Work required: Everything from the line with "What's the underlying" to the end of the data should be restated word for word, and nothing before it.

---------- Raw records

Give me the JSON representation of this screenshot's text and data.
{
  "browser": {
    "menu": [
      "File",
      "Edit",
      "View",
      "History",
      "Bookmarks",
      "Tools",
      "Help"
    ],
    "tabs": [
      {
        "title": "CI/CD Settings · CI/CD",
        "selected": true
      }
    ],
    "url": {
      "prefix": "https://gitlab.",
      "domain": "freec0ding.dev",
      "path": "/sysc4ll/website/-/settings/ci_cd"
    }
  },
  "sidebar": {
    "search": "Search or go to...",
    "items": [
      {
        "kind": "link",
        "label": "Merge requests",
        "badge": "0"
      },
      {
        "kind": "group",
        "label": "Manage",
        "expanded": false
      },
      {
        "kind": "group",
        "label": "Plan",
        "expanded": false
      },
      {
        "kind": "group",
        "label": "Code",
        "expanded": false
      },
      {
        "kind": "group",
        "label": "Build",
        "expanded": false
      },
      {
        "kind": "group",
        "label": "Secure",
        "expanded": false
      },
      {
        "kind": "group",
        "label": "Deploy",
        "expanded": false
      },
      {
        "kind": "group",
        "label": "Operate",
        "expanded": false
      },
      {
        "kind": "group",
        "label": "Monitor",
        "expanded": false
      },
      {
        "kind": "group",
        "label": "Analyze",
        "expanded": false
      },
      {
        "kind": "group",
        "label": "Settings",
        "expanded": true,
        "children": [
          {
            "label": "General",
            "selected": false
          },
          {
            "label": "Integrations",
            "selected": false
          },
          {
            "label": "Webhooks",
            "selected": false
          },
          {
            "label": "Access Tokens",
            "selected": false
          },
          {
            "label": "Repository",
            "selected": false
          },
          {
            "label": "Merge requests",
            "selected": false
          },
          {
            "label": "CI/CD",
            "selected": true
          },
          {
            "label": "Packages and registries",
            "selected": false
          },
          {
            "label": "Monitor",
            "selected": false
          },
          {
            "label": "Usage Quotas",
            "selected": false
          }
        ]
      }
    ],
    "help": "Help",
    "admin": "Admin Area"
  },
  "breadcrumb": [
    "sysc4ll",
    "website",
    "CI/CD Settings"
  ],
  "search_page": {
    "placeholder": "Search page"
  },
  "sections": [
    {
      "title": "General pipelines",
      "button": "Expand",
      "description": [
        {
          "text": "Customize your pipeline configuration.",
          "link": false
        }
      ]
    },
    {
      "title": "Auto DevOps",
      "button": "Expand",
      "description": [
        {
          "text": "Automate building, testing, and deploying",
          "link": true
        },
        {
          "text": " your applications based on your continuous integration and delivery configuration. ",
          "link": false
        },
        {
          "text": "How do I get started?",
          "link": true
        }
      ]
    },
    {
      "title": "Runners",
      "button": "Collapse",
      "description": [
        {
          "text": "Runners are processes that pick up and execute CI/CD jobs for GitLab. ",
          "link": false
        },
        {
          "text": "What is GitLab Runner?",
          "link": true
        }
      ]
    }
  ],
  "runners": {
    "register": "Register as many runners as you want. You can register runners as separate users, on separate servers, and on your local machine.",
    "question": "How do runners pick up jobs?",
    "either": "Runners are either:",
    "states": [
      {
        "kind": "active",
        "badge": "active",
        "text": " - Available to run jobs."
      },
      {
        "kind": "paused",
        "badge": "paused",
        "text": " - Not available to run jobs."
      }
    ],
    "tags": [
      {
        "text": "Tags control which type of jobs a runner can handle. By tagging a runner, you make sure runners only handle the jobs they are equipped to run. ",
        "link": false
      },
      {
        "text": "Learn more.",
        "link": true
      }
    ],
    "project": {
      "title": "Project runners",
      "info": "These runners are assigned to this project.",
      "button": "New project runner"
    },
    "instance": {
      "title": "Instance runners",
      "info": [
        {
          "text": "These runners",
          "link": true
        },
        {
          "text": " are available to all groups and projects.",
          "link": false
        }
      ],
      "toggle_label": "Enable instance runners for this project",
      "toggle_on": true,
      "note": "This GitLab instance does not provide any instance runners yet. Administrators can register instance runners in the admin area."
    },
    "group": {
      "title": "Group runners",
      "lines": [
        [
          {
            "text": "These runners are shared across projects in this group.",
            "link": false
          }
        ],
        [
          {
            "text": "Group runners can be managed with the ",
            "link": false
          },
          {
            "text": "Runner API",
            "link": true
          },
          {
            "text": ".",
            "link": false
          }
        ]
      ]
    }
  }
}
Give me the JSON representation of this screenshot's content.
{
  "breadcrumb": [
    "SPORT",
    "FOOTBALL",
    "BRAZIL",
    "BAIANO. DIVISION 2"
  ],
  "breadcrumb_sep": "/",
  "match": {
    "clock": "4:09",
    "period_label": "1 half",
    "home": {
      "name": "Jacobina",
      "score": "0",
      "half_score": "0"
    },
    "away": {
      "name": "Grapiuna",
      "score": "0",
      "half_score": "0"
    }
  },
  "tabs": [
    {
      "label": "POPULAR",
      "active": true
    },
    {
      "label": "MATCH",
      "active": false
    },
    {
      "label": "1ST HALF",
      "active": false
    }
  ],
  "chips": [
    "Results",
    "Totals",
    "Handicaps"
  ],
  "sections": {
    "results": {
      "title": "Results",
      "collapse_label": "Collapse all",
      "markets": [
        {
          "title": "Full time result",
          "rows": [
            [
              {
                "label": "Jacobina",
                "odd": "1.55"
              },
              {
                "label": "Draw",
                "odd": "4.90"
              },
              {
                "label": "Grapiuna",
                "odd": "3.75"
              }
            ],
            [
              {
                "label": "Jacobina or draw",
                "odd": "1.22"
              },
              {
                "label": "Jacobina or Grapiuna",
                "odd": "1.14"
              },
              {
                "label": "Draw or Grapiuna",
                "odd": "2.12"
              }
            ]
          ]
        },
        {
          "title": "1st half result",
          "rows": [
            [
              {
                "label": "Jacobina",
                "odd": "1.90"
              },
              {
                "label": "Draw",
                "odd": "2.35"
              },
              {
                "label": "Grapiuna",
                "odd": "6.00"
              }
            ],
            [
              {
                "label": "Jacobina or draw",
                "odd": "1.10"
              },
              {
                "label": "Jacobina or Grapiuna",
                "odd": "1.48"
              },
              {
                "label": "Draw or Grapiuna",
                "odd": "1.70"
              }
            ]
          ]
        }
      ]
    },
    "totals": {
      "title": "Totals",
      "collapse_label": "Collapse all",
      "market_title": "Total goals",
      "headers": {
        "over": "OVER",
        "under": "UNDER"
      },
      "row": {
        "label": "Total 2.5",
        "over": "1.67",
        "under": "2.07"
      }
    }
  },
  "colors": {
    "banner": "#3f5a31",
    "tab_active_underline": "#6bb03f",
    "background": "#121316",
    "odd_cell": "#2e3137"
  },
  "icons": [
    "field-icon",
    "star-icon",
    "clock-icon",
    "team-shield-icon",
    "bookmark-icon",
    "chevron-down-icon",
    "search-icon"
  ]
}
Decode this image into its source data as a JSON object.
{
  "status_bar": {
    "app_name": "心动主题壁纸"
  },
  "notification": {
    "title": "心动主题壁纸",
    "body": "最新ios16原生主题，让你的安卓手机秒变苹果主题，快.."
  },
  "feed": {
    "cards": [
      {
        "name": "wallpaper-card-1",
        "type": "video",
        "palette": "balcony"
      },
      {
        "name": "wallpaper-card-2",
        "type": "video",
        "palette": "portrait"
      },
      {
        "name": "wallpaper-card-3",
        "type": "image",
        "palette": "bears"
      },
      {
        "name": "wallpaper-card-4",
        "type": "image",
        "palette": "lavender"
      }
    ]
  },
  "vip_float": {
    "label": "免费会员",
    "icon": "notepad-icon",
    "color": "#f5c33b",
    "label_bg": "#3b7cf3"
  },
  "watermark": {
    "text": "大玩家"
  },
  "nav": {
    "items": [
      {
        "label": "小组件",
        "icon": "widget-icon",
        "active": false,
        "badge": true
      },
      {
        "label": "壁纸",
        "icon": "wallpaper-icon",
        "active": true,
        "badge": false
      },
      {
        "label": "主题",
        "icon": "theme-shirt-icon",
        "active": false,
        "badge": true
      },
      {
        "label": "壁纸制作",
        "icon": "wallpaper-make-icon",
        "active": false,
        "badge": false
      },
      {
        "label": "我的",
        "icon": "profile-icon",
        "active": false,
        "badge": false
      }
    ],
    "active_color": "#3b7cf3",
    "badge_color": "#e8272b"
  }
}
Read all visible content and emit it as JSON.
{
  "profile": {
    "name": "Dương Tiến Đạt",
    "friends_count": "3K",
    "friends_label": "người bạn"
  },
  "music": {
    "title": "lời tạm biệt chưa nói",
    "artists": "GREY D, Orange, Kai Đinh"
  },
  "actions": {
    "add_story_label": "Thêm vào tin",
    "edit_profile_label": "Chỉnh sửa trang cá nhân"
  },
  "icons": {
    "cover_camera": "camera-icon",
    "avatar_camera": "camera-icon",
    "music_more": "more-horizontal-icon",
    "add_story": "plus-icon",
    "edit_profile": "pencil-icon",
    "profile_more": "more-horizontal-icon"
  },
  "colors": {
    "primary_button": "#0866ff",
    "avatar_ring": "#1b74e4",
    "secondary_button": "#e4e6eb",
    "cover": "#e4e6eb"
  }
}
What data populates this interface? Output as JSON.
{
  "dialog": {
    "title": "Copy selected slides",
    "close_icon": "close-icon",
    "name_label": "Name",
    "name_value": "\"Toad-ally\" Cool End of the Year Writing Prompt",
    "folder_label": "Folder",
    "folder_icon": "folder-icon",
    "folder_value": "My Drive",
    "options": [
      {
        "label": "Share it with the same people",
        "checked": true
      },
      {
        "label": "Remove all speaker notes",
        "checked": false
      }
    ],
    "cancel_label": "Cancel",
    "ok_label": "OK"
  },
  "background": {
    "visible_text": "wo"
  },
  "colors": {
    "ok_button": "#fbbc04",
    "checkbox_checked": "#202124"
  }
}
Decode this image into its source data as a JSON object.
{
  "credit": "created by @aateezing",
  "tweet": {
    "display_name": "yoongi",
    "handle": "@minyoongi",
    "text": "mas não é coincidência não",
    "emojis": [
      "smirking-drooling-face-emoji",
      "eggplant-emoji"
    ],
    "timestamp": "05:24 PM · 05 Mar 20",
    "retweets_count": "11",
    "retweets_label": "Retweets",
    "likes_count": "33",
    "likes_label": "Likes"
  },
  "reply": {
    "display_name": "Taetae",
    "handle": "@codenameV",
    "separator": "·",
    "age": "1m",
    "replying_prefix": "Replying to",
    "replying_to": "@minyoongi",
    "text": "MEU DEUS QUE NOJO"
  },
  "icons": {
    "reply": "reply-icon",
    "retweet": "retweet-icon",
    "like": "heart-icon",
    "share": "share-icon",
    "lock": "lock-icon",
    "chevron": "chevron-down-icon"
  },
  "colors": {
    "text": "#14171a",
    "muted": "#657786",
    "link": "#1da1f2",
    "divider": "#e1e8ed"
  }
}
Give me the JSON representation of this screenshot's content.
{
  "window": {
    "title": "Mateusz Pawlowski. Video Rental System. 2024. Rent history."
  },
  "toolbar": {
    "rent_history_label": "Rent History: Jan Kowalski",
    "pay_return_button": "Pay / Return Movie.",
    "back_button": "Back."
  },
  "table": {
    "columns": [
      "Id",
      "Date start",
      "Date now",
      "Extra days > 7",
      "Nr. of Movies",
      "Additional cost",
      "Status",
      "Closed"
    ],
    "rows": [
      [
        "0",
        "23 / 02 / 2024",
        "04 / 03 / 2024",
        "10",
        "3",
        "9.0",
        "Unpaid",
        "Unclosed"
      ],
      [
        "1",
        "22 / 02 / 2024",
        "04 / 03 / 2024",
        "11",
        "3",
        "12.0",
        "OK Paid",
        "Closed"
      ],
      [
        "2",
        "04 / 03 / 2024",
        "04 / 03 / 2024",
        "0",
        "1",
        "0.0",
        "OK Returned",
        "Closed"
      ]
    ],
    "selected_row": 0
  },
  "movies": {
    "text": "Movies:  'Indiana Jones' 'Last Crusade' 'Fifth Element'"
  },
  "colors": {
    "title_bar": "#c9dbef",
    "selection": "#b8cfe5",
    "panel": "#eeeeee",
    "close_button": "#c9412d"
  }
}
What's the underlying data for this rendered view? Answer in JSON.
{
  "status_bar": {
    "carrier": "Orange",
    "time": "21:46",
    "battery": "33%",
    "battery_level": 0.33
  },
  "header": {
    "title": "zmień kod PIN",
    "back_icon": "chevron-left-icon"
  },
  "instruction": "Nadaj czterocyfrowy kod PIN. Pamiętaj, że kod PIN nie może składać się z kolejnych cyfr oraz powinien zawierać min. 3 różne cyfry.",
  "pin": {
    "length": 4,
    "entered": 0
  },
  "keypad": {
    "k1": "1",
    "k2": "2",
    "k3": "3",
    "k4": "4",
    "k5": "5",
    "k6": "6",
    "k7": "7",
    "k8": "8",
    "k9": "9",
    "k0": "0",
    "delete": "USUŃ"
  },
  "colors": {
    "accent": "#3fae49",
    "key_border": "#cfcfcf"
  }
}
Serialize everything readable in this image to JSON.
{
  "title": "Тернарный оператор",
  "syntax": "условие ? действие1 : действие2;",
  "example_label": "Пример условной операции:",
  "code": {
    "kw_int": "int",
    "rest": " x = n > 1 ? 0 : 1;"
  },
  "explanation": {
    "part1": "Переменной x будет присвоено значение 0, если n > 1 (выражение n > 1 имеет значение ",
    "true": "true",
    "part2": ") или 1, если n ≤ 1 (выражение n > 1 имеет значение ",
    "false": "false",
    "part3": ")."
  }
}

--------------------

The answer:
What's the underlying data for this rendered view? Answer in JSON.
{
  "status_bar": {
    "carrier": "Orange",
    "time": "21:46",
    "battery": "33%",
    "battery_level": 0.33
  },
  "header": {
    "title": "zmień kod PIN",
    "back_icon": "chevron-left-icon"
  },
  "instruction": "Nadaj czterocyfrowy kod PIN. Pamiętaj, że kod PIN nie może składać się z kolejnych cyfr oraz powinien zawierać min. 3 różne cyfry.",
  "pin": {
    "length": 4,
    "entered": 0
  },
  "keypad": {
    "k1": "1",
    "k2": "2",
    "k3": "3",
    "k4": "4",
    "k5": "5",
    "k6": "6",
    "k7": "7",
    "k8": "8",
    "k9": "9",
    "k0": "0",
    "delete": "USUŃ"
  },
  "colors": {
    "accent": "#3fae49",
    "key_border": "#cfcfcf"
  }
}
Serialize everything readable in this image to JSON.
{
  "title": "Тернарный оператор",
  "syntax": "условие ? действие1 : действие2;",
  "example_label": "Пример условной операции:",
  "code": {
    "kw_int": "int",
    "rest": " x = n > 1 ? 0 : 1;"
  },
  "explanation": {
    "part1": "Переменной x будет присвоено значение 0, если n > 1 (выражение n > 1 имеет значение ",
    "true": "true",
    "part2": ") или 1, если n ≤ 1 (выражение n > 1 имеет значение ",
    "false": "false",
    "part3": ")."
  }
}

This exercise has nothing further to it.